## TASK REQUIREMENTS
For the material that follows, list every line containing the word "this".

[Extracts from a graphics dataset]
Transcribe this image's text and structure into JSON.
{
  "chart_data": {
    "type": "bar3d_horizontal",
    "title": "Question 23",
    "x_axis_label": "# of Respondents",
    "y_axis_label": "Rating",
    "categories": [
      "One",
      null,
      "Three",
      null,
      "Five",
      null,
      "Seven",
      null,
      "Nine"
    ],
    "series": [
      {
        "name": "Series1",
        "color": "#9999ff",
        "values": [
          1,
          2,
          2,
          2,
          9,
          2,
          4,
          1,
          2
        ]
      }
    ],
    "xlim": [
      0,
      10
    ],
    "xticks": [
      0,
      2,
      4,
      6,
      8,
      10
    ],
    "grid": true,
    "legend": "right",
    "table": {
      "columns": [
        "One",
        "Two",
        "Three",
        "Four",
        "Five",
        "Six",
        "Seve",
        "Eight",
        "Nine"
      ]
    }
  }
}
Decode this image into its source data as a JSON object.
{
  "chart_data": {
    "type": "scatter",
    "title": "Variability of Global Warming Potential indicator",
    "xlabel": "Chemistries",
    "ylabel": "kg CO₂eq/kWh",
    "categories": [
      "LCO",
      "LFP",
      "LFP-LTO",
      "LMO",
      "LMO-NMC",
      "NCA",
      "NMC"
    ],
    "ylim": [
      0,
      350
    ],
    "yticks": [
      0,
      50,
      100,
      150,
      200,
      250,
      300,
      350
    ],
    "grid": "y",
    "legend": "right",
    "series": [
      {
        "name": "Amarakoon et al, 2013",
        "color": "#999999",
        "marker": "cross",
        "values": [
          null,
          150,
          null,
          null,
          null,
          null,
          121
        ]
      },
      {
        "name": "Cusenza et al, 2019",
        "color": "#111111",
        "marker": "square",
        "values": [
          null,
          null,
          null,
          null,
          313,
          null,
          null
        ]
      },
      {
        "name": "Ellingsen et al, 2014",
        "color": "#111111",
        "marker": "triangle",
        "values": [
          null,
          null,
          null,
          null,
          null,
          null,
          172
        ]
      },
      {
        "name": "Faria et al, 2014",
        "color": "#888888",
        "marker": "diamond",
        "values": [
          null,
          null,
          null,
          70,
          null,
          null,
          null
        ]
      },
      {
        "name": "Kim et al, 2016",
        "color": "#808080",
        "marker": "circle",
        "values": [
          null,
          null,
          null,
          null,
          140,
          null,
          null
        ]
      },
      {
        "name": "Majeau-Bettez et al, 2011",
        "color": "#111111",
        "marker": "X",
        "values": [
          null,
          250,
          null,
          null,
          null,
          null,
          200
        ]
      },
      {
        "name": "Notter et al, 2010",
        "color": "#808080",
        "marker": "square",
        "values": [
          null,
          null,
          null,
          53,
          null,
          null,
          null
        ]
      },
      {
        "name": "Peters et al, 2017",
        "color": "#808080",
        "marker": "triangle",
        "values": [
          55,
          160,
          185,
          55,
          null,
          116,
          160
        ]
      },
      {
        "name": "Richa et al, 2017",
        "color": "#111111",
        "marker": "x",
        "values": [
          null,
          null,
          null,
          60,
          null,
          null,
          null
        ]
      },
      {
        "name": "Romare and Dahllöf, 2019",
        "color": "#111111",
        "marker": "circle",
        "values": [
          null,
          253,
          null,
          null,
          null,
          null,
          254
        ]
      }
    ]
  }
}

## WRITTEN REPLY
Transcribe this image's text and structure into JSON.
Decode this image into its source data as a JSON object.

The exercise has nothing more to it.